- INSTRUCTIONS TO FOLLOW -
Print the listing as it stands, omitting all images.

(Recorded data)
◇ ◇ ◇ ◇
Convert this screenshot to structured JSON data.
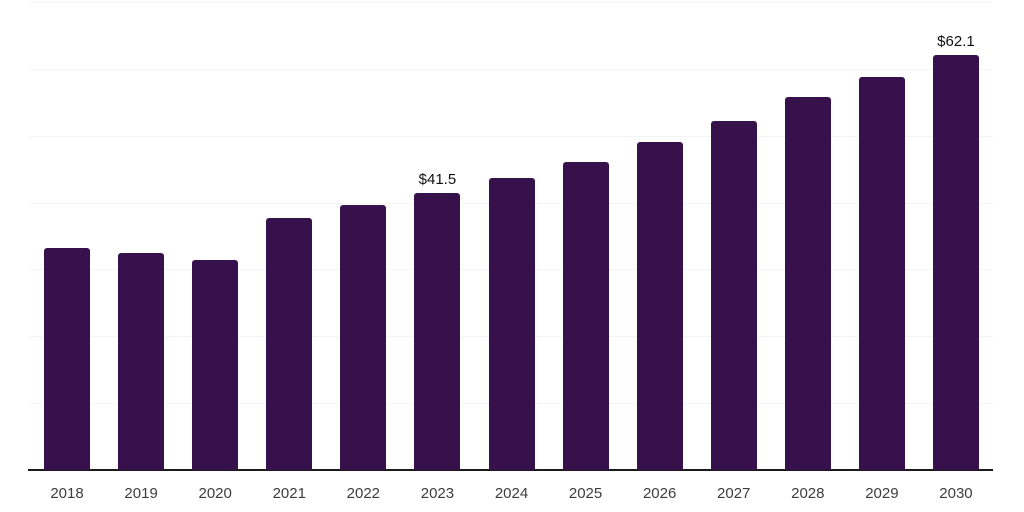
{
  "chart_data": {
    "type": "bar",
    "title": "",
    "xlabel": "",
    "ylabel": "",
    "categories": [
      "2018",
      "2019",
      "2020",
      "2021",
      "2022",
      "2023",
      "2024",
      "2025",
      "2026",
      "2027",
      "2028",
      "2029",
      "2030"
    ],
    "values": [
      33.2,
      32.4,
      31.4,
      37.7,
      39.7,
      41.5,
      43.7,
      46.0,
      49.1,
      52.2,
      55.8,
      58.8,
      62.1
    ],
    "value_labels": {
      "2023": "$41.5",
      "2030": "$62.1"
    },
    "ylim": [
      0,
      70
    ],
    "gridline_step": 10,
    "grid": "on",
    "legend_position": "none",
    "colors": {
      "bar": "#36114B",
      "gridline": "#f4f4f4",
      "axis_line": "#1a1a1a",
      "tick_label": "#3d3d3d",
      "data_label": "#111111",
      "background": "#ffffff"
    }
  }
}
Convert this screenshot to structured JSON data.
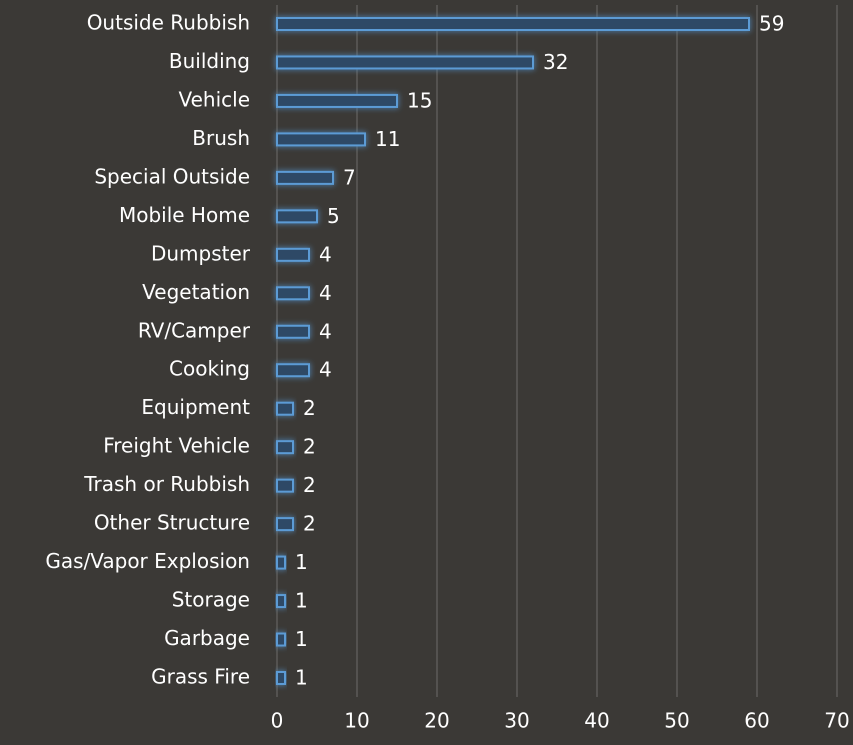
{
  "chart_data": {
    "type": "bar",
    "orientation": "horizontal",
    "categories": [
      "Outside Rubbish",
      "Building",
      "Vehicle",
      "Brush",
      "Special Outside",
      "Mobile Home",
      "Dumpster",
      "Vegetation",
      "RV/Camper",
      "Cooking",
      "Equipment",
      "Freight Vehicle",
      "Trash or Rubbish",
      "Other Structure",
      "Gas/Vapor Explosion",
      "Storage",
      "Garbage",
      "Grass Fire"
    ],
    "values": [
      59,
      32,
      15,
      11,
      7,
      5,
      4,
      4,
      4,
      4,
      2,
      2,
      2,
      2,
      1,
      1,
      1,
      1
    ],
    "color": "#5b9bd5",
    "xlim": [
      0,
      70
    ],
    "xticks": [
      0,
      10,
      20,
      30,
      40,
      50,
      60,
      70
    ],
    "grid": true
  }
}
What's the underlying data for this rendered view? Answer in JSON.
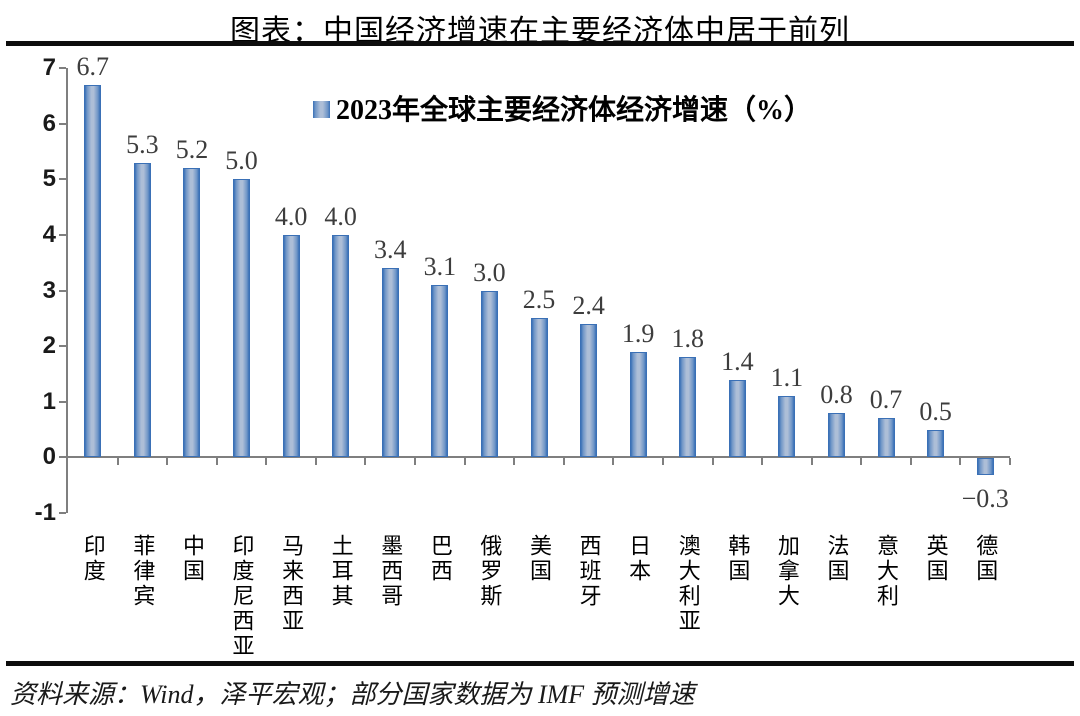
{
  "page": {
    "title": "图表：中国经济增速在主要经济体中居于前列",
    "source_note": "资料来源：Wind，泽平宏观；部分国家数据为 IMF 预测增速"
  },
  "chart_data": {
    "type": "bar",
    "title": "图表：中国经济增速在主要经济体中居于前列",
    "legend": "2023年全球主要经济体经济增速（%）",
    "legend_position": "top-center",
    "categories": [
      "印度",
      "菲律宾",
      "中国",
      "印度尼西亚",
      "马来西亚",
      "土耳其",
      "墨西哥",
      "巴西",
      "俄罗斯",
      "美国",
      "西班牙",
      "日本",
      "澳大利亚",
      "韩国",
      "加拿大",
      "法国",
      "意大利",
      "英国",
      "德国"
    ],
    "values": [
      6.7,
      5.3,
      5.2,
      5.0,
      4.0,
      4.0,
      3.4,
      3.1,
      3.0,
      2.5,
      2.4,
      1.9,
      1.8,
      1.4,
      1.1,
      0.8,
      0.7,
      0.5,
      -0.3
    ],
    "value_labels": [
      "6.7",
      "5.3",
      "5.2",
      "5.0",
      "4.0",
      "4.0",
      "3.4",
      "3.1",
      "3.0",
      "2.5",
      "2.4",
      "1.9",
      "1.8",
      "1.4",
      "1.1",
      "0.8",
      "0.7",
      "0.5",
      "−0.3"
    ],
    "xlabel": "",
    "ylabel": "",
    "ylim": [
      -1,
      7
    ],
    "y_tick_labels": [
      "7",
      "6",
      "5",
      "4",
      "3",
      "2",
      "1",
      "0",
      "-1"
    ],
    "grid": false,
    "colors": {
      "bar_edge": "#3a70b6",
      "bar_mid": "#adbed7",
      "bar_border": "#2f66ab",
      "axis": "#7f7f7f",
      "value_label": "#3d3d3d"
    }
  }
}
◇ ◇ ◇ ◇
- REPLY -
Convert this screenshot to structured JSON data.
{
  "chart_data": {
    "type": "bar",
    "title": "",
    "xlabel": "",
    "ylabel": "",
    "categories": [
      "2018",
      "2019",
      "2020",
      "2021",
      "2022",
      "2023",
      "2024",
      "2025",
      "2026",
      "2027",
      "2028",
      "2029",
      "2030"
    ],
    "values": [
      33.2,
      32.4,
      31.4,
      37.7,
      39.7,
      41.5,
      43.7,
      46.0,
      49.1,
      52.2,
      55.8,
      58.8,
      62.1
    ],
    "value_labels": {
      "2023": "$41.5",
      "2030": "$62.1"
    },
    "ylim": [
      0,
      70
    ],
    "gridline_step": 10,
    "grid": "on",
    "legend_position": "none",
    "colors": {
      "bar": "#36114B",
      "gridline": "#f4f4f4",
      "axis_line": "#1a1a1a",
      "tick_label": "#3d3d3d",
      "data_label": "#111111",
      "background": "#ffffff"
    }
  }
}
Convert this screenshot to structured JSON data.
{
  "chart_data": {
    "type": "bar",
    "orientation": "horizontal",
    "categories": [
      "Outside Rubbish",
      "Building",
      "Vehicle",
      "Brush",
      "Special Outside",
      "Mobile Home",
      "Dumpster",
      "Vegetation",
      "RV/Camper",
      "Cooking",
      "Equipment",
      "Freight Vehicle",
      "Trash or Rubbish",
      "Other Structure",
      "Gas/Vapor Explosion",
      "Storage",
      "Garbage",
      "Grass Fire"
    ],
    "values": [
      59,
      32,
      15,
      11,
      7,
      5,
      4,
      4,
      4,
      4,
      2,
      2,
      2,
      2,
      1,
      1,
      1,
      1
    ],
    "color": "#5b9bd5",
    "xlim": [
      0,
      70
    ],
    "xticks": [
      0,
      10,
      20,
      30,
      40,
      50,
      60,
      70
    ],
    "grid": true
  }
}
What's the underlying data for this rendered view? Answer in JSON.
{
  "page": {
    "title": "图表：中国经济增速在主要经济体中居于前列",
    "source_note": "资料来源：Wind，泽平宏观；部分国家数据为 IMF 预测增速"
  },
  "chart_data": {
    "type": "bar",
    "title": "图表：中国经济增速在主要经济体中居于前列",
    "legend": "2023年全球主要经济体经济增速（%）",
    "legend_position": "top-center",
    "categories": [
      "印度",
      "菲律宾",
      "中国",
      "印度尼西亚",
      "马来西亚",
      "土耳其",
      "墨西哥",
      "巴西",
      "俄罗斯",
      "美国",
      "西班牙",
      "日本",
      "澳大利亚",
      "韩国",
      "加拿大",
      "法国",
      "意大利",
      "英国",
      "德国"
    ],
    "values": [
      6.7,
      5.3,
      5.2,
      5.0,
      4.0,
      4.0,
      3.4,
      3.1,
      3.0,
      2.5,
      2.4,
      1.9,
      1.8,
      1.4,
      1.1,
      0.8,
      0.7,
      0.5,
      -0.3
    ],
    "value_labels": [
      "6.7",
      "5.3",
      "5.2",
      "5.0",
      "4.0",
      "4.0",
      "3.4",
      "3.1",
      "3.0",
      "2.5",
      "2.4",
      "1.9",
      "1.8",
      "1.4",
      "1.1",
      "0.8",
      "0.7",
      "0.5",
      "−0.3"
    ],
    "xlabel": "",
    "ylabel": "",
    "ylim": [
      -1,
      7
    ],
    "y_tick_labels": [
      "7",
      "6",
      "5",
      "4",
      "3",
      "2",
      "1",
      "0",
      "-1"
    ],
    "grid": false,
    "colors": {
      "bar_edge": "#3a70b6",
      "bar_mid": "#adbed7",
      "bar_border": "#2f66ab",
      "axis": "#7f7f7f",
      "value_label": "#3d3d3d"
    }
  }
}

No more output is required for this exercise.